--- MATERIAL FOR THIS EXERCISE ---
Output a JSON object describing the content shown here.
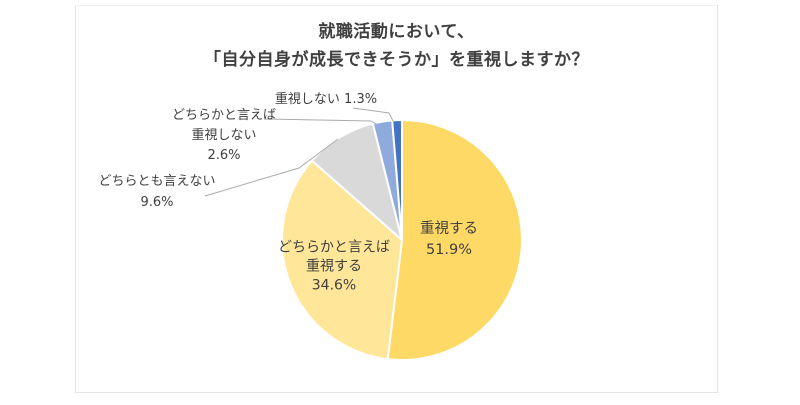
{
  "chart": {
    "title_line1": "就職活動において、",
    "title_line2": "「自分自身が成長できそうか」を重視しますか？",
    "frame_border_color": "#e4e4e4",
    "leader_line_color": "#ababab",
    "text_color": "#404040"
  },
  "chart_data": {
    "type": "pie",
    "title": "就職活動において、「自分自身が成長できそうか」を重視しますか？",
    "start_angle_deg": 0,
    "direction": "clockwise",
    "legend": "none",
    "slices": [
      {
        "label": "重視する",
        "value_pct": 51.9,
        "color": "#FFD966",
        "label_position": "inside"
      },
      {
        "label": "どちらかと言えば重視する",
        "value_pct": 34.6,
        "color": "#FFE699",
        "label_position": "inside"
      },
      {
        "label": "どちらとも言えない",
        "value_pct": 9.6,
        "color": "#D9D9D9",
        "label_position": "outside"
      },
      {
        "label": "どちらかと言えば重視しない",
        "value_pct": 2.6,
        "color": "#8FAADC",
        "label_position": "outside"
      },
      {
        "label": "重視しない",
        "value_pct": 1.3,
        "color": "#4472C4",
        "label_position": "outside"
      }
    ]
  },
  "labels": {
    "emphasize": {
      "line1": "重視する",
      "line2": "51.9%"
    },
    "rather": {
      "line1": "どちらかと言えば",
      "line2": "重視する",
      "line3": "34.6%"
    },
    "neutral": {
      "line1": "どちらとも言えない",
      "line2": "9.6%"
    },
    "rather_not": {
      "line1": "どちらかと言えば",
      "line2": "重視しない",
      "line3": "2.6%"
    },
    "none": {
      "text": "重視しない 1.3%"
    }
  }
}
---
--- MATERIAL FOR THIS EXERCISE ---
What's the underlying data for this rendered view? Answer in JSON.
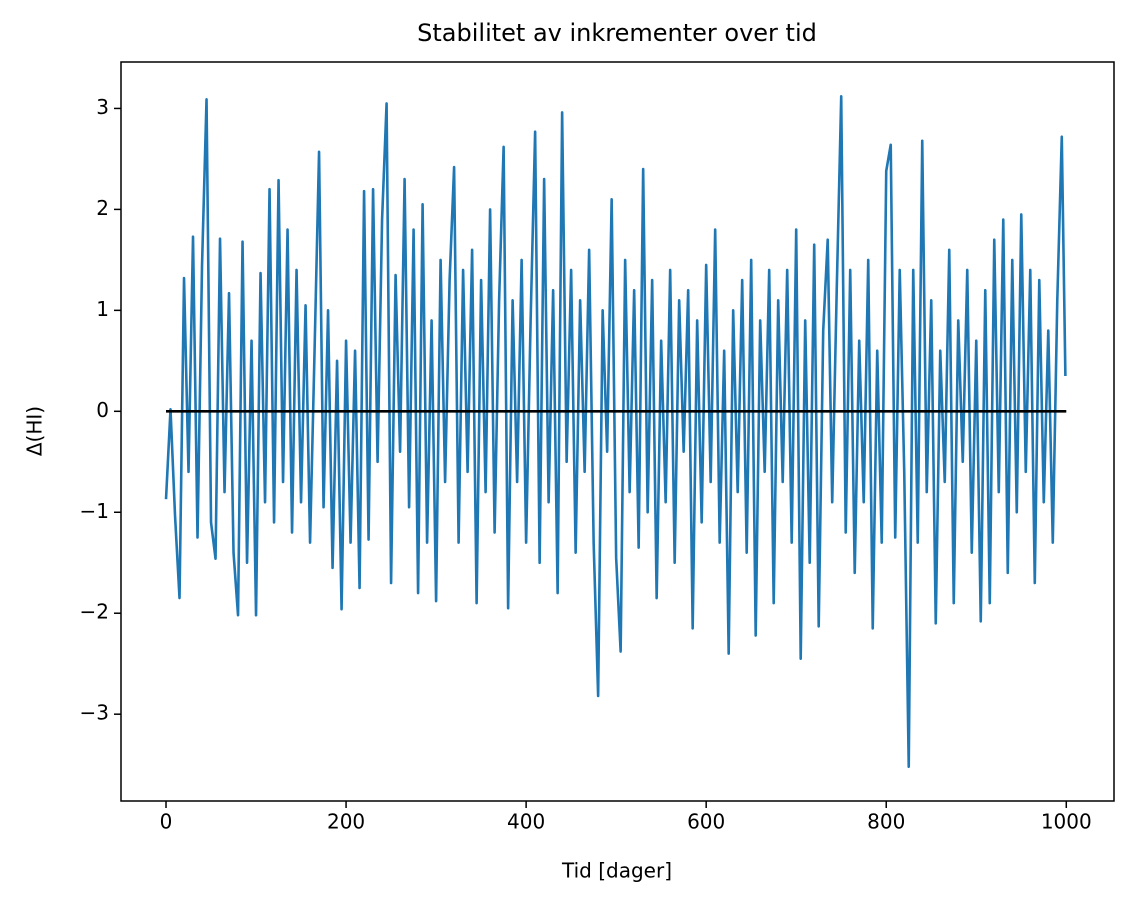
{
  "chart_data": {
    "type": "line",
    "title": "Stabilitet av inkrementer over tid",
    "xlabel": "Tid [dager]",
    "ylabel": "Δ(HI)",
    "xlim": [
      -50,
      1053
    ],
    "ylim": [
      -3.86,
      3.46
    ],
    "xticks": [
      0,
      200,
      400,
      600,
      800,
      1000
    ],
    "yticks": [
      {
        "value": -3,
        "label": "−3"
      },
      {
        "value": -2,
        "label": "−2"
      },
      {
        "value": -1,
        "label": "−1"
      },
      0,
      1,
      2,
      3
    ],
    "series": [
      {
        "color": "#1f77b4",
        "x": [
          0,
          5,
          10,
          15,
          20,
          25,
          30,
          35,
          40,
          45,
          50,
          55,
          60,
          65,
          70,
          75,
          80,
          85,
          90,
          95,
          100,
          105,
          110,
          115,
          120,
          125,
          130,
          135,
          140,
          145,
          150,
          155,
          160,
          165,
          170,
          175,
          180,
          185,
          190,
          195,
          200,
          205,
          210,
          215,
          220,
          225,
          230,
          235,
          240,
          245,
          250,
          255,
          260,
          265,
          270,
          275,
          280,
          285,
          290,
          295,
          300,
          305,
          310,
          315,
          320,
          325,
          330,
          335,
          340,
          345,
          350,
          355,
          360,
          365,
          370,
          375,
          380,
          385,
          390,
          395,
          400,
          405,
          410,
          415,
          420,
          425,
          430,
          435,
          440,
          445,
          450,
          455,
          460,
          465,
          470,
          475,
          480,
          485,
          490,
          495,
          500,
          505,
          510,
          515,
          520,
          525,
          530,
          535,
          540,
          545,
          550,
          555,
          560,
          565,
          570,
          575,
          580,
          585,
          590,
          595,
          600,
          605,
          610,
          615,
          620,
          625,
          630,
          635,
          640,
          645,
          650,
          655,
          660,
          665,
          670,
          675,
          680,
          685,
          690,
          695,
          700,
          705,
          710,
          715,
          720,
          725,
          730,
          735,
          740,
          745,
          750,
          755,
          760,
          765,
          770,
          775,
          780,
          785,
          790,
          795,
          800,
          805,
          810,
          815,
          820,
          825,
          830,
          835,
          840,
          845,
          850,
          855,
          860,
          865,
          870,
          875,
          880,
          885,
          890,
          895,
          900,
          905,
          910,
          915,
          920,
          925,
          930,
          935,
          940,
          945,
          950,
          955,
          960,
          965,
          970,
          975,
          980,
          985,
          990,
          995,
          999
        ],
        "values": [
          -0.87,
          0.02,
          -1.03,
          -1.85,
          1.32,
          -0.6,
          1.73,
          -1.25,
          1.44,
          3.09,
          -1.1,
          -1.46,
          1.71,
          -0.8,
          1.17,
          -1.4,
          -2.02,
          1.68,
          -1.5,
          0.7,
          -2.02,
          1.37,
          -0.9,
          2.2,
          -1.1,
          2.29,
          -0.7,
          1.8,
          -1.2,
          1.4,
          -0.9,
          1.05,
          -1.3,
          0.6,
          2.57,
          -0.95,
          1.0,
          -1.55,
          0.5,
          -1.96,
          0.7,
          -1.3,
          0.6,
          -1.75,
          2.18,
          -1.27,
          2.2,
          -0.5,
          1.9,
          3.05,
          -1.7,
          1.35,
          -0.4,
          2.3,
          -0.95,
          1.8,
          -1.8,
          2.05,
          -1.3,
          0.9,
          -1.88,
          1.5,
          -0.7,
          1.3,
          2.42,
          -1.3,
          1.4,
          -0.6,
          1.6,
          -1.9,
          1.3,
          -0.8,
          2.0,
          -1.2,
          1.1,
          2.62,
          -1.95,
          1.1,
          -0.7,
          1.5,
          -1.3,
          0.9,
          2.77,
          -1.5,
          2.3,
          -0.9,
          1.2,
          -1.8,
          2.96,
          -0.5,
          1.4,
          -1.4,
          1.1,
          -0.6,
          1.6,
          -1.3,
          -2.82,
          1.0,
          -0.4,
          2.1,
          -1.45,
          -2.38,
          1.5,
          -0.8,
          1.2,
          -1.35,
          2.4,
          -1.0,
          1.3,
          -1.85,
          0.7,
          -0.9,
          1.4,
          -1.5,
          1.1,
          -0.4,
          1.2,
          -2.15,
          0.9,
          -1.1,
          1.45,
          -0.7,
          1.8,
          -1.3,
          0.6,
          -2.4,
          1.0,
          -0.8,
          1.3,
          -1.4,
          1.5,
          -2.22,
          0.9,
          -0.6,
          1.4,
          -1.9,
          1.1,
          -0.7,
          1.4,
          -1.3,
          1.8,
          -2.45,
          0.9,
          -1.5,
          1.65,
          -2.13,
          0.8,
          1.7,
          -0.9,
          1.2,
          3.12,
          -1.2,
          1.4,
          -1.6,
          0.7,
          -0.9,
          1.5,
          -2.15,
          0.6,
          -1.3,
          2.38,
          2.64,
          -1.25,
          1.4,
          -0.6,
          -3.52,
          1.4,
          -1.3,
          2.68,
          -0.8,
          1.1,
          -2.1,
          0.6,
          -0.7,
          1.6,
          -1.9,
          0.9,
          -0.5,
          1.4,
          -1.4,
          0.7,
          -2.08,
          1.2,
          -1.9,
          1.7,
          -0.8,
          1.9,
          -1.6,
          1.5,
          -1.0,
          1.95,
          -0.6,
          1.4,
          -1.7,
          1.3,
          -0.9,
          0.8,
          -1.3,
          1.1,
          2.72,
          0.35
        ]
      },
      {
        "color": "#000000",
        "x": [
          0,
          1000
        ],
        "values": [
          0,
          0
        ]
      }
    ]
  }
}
---
TASK DETAILS
Make a list of all lines in the data that contain "JSON".

SOLVED PROBLEM
Output a JSON object describing the content shown here.
What's the underlying data for this rendered view? Answer in JSON.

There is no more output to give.